_TASK TO CARRY OUT_
Count the lines below that contain "oreilles". Give only the number.

Stored records:
★ ★ ★ ★ ★ ★ ★
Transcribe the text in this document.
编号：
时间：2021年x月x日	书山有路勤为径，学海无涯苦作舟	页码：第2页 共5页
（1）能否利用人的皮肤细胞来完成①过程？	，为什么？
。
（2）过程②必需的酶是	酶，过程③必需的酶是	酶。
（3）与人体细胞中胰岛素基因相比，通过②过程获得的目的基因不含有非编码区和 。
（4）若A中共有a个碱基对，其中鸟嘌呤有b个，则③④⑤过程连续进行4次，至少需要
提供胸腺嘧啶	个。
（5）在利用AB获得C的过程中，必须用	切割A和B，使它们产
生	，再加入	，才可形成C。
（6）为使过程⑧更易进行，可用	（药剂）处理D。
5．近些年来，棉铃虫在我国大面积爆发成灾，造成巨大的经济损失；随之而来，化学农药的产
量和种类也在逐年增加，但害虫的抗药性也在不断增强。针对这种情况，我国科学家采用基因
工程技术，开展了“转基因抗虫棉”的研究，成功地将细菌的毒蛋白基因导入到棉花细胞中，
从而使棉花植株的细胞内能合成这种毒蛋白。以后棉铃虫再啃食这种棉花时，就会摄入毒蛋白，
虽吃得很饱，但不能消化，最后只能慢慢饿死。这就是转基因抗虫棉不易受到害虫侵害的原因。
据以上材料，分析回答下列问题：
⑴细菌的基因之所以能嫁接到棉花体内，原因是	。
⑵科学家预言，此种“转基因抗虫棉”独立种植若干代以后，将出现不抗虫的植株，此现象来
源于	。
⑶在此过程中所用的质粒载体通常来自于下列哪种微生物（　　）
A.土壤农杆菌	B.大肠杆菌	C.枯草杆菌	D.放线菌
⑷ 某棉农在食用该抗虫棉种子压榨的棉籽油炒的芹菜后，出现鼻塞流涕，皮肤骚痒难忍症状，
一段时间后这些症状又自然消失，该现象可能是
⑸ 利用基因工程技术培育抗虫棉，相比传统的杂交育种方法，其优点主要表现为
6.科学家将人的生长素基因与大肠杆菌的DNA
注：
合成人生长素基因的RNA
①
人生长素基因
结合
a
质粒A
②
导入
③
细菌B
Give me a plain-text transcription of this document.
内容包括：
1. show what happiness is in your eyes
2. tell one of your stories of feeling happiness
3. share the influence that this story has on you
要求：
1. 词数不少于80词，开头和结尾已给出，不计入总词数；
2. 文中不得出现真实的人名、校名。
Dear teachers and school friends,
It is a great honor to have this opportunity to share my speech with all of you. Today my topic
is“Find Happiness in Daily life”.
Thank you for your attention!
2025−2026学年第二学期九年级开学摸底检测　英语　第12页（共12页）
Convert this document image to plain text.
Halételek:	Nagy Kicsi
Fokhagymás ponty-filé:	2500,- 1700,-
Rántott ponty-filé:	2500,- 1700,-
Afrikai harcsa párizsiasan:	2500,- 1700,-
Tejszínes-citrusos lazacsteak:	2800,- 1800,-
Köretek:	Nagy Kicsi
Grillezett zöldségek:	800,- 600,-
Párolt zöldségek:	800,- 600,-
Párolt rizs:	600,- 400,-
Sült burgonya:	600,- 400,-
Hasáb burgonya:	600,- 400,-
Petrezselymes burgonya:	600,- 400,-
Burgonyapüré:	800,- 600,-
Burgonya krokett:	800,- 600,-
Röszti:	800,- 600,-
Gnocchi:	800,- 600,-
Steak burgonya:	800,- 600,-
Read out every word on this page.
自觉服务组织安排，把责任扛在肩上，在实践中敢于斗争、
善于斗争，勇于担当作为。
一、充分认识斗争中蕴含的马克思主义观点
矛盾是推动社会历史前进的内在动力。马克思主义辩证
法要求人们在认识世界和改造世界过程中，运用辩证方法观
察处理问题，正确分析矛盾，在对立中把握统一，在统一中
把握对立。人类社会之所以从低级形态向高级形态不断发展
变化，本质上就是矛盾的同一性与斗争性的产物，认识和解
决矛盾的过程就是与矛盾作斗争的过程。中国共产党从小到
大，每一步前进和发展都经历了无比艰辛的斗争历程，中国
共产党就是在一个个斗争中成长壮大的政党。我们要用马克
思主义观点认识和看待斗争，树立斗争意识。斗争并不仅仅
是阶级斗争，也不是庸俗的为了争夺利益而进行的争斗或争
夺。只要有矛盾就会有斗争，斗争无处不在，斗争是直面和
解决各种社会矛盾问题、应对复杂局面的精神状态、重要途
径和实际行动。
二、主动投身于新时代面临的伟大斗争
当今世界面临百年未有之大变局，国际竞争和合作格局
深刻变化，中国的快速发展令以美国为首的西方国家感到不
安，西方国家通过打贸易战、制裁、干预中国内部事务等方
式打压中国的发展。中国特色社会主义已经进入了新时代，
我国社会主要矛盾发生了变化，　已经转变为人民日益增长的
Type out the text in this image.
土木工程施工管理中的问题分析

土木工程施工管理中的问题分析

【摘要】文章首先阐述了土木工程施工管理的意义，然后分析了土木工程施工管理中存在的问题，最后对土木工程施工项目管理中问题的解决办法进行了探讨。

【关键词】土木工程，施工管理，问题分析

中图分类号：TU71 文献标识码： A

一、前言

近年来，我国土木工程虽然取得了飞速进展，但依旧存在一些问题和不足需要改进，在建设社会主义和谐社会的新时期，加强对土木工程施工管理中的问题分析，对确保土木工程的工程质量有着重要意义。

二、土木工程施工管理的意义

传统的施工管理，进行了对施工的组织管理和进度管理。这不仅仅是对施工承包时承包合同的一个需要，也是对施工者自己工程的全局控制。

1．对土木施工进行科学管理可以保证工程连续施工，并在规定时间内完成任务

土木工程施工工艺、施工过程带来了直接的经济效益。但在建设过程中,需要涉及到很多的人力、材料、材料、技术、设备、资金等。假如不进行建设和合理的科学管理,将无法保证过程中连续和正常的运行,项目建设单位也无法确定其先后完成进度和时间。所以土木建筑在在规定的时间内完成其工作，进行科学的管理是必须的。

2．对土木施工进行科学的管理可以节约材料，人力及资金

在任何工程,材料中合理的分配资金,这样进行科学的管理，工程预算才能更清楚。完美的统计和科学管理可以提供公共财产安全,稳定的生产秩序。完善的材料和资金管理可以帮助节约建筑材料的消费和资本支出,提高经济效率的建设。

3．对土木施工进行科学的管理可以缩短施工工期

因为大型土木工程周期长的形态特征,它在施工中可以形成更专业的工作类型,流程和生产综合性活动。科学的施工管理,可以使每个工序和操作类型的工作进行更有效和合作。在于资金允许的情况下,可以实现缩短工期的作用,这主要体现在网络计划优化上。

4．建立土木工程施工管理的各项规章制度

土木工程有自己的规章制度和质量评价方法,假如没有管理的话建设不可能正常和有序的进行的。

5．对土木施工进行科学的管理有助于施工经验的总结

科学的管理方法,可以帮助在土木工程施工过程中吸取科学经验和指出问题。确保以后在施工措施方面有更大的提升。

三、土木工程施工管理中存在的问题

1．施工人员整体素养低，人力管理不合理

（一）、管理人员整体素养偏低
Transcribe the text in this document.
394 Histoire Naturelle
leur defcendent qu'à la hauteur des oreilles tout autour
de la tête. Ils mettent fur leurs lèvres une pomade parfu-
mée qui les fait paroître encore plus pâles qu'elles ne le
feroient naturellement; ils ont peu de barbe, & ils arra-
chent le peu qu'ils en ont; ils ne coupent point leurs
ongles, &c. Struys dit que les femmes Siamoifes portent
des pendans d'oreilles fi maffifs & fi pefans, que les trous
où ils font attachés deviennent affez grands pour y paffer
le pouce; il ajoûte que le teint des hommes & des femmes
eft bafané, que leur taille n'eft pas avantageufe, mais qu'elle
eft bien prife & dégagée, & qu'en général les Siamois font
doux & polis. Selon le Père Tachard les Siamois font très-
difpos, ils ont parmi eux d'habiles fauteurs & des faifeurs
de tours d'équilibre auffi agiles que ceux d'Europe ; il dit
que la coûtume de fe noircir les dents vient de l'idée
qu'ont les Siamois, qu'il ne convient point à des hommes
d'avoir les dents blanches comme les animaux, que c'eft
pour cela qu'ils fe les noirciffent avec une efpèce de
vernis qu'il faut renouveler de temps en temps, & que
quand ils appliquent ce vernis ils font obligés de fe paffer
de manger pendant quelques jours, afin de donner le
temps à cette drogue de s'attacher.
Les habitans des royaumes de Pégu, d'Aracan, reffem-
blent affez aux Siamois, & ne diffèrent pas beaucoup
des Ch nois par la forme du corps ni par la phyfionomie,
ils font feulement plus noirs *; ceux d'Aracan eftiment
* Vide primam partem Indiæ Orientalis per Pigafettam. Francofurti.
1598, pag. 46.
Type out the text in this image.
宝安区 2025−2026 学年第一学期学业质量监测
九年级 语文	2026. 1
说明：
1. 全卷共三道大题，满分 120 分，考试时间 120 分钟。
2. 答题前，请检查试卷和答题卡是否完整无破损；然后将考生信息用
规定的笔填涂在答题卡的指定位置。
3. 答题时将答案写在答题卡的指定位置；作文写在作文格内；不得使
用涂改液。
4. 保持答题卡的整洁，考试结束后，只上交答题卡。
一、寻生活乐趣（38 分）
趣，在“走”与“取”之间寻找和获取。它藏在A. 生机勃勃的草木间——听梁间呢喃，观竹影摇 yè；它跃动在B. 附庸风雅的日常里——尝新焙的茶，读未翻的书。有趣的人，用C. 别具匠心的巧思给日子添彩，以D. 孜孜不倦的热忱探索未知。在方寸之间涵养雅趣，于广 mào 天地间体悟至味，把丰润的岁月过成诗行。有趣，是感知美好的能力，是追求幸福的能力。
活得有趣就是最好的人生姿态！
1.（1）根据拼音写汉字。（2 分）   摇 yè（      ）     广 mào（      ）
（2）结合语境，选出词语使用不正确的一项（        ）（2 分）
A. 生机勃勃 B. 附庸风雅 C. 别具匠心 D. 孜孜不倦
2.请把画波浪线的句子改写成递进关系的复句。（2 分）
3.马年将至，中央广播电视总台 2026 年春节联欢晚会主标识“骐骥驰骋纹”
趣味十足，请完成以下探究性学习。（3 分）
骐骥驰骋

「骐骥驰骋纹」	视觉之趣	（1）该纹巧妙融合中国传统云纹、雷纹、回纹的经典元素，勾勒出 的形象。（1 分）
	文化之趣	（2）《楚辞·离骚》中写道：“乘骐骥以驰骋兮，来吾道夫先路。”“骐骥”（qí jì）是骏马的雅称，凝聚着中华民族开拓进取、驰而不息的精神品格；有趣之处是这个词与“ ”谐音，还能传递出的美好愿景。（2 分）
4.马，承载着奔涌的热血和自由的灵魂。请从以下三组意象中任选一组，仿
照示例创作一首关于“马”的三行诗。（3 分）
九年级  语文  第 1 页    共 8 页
★ ★ ★ ★ ★ ★ ★
_THE OUTPUT_
2